Extracted records
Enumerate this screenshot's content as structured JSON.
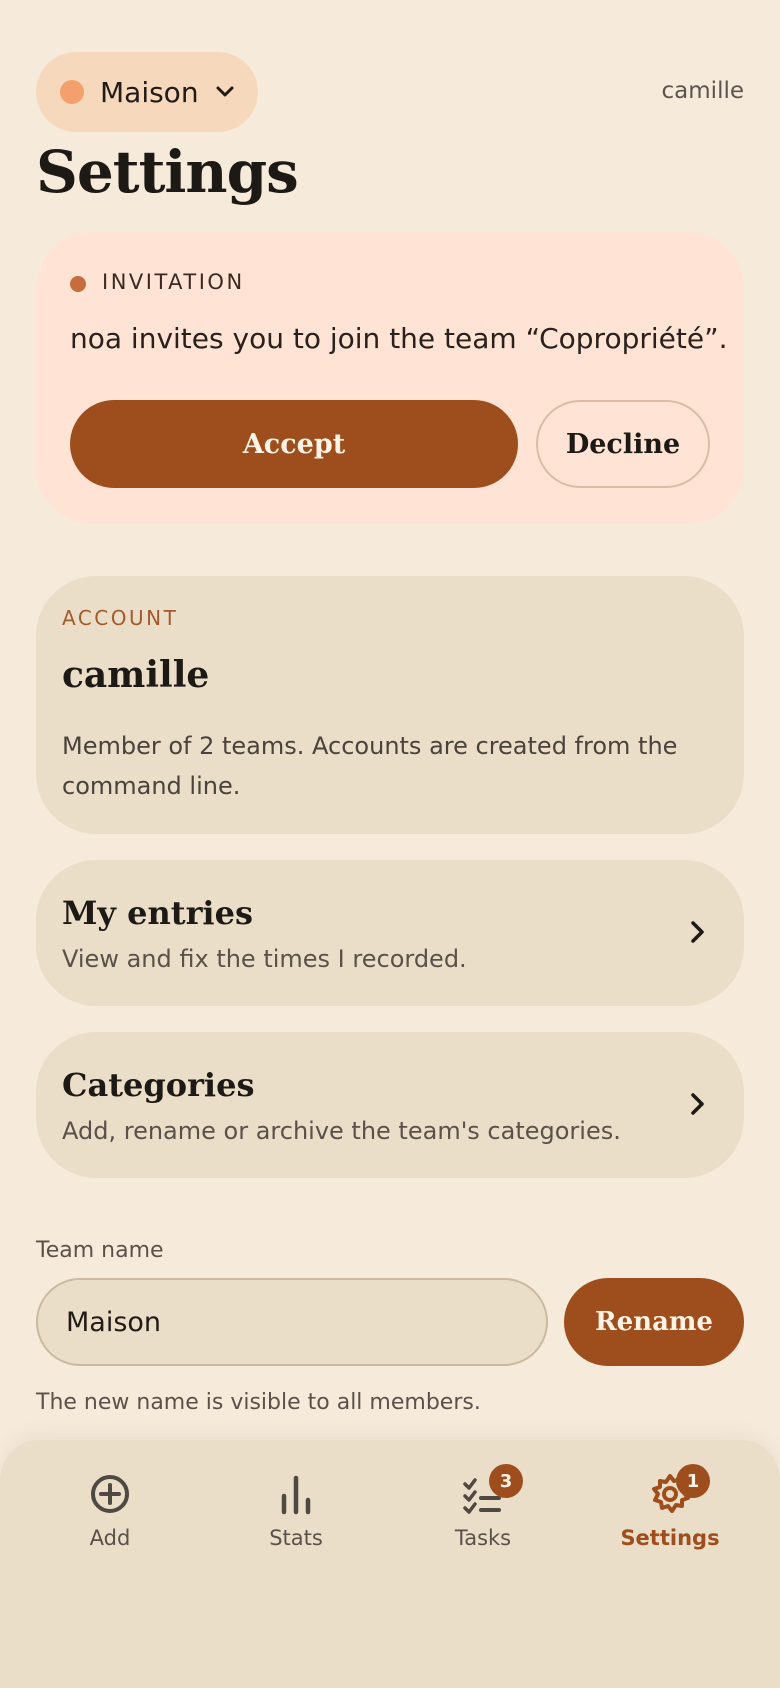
{
  "header": {
    "team_name": "Maison",
    "user": "camille",
    "title": "Settings"
  },
  "invitation": {
    "label": "INVITATION",
    "message": "noa invites you to join the team “Copropriété”.",
    "accept_label": "Accept",
    "decline_label": "Decline"
  },
  "account": {
    "kicker": "ACCOUNT",
    "name": "camille",
    "description": "Member of 2 teams. Accounts are created from the command line."
  },
  "links": {
    "entries": {
      "title": "My entries",
      "subtitle": "View and fix the times I recorded."
    },
    "categories": {
      "title": "Categories",
      "subtitle": "Add, rename or archive the team's categories."
    }
  },
  "team_form": {
    "label": "Team name",
    "value": "Maison",
    "button": "Rename",
    "help": "The new name is visible to all members."
  },
  "bottom_nav": {
    "items": [
      {
        "label": "Add",
        "icon": "plus-circle-icon"
      },
      {
        "label": "Stats",
        "icon": "bar-chart-icon"
      },
      {
        "label": "Tasks",
        "icon": "checklist-icon",
        "badge": "3"
      },
      {
        "label": "Settings",
        "icon": "gear-icon",
        "badge": "1",
        "active": true
      }
    ]
  },
  "colors": {
    "background": "#f6ebdb",
    "accent": "#9d4e1c",
    "card": "#ebdec8",
    "invitation_bg": "#ffe3d5",
    "team_dot": "#f4a06c"
  }
}
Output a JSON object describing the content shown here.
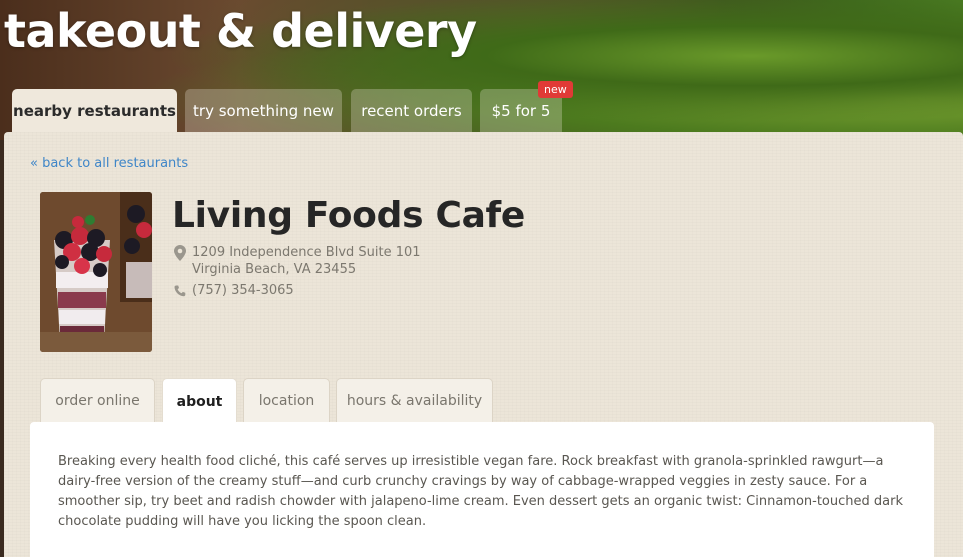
{
  "hero": {
    "title": "takeout & delivery"
  },
  "top_tabs": [
    {
      "label": "nearby restaurants",
      "active": true
    },
    {
      "label": "try something new",
      "active": false
    },
    {
      "label": "recent orders",
      "active": false
    },
    {
      "label": "$5 for 5",
      "active": false,
      "badge": "new"
    }
  ],
  "back_link": "« back to all restaurants",
  "restaurant": {
    "name": "Living Foods Cafe",
    "address_line1": "1209 Independence Blvd Suite 101",
    "address_line2": "Virginia Beach, VA 23455",
    "phone": "(757) 354-3065",
    "photo_icon": "berry-parfait-photo"
  },
  "sub_tabs": [
    {
      "label": "order online",
      "active": false
    },
    {
      "label": "about",
      "active": true
    },
    {
      "label": "location",
      "active": false
    },
    {
      "label": "hours & availability",
      "active": false
    }
  ],
  "about": {
    "description": "Breaking every health food cliché, this café serves up irresistible vegan fare. Rock breakfast with granola-sprinkled rawgurt—a dairy-free version of the creamy stuff—and curb crunchy cravings by way of cabbage-wrapped veggies in zesty sauce. For a smoother sip, try beet and radish chowder with jalapeno-lime cream. Even dessert gets an organic twist: Cinnamon-touched dark chocolate pudding will have you licking the spoon clean."
  },
  "colors": {
    "accent_link": "#3f86c8",
    "badge_red": "#e03a36",
    "panel_bg": "#ece5d8"
  }
}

▶ _What the task asks_: Reproduce every line exactly and omit all pictures.

▶ _Output below_:
Enumerate this screenshot's content as structured JSON.
{
  "header": {
    "team_name": "Maison",
    "user": "camille",
    "title": "Settings"
  },
  "invitation": {
    "label": "INVITATION",
    "message": "noa invites you to join the team “Copropriété”.",
    "accept_label": "Accept",
    "decline_label": "Decline"
  },
  "account": {
    "kicker": "ACCOUNT",
    "name": "camille",
    "description": "Member of 2 teams. Accounts are created from the command line."
  },
  "links": {
    "entries": {
      "title": "My entries",
      "subtitle": "View and fix the times I recorded."
    },
    "categories": {
      "title": "Categories",
      "subtitle": "Add, rename or archive the team's categories."
    }
  },
  "team_form": {
    "label": "Team name",
    "value": "Maison",
    "button": "Rename",
    "help": "The new name is visible to all members."
  },
  "bottom_nav": {
    "items": [
      {
        "label": "Add",
        "icon": "plus-circle-icon"
      },
      {
        "label": "Stats",
        "icon": "bar-chart-icon"
      },
      {
        "label": "Tasks",
        "icon": "checklist-icon",
        "badge": "3"
      },
      {
        "label": "Settings",
        "icon": "gear-icon",
        "badge": "1",
        "active": true
      }
    ]
  },
  "colors": {
    "background": "#f6ebdb",
    "accent": "#9d4e1c",
    "card": "#ebdec8",
    "invitation_bg": "#ffe3d5",
    "team_dot": "#f4a06c"
  }
}
Output a JSON object describing the content shown here.
{
  "hero": {
    "title": "takeout & delivery"
  },
  "top_tabs": [
    {
      "label": "nearby restaurants",
      "active": true
    },
    {
      "label": "try something new",
      "active": false
    },
    {
      "label": "recent orders",
      "active": false
    },
    {
      "label": "$5 for 5",
      "active": false,
      "badge": "new"
    }
  ],
  "back_link": "« back to all restaurants",
  "restaurant": {
    "name": "Living Foods Cafe",
    "address_line1": "1209 Independence Blvd Suite 101",
    "address_line2": "Virginia Beach, VA 23455",
    "phone": "(757) 354-3065",
    "photo_icon": "berry-parfait-photo"
  },
  "sub_tabs": [
    {
      "label": "order online",
      "active": false
    },
    {
      "label": "about",
      "active": true
    },
    {
      "label": "location",
      "active": false
    },
    {
      "label": "hours & availability",
      "active": false
    }
  ],
  "about": {
    "description": "Breaking every health food cliché, this café serves up irresistible vegan fare. Rock breakfast with granola-sprinkled rawgurt—a dairy-free version of the creamy stuff—and curb crunchy cravings by way of cabbage-wrapped veggies in zesty sauce. For a smoother sip, try beet and radish chowder with jalapeno-lime cream. Even dessert gets an organic twist: Cinnamon-touched dark chocolate pudding will have you licking the spoon clean."
  },
  "colors": {
    "accent_link": "#3f86c8",
    "badge_red": "#e03a36",
    "panel_bg": "#ece5d8"
  }
}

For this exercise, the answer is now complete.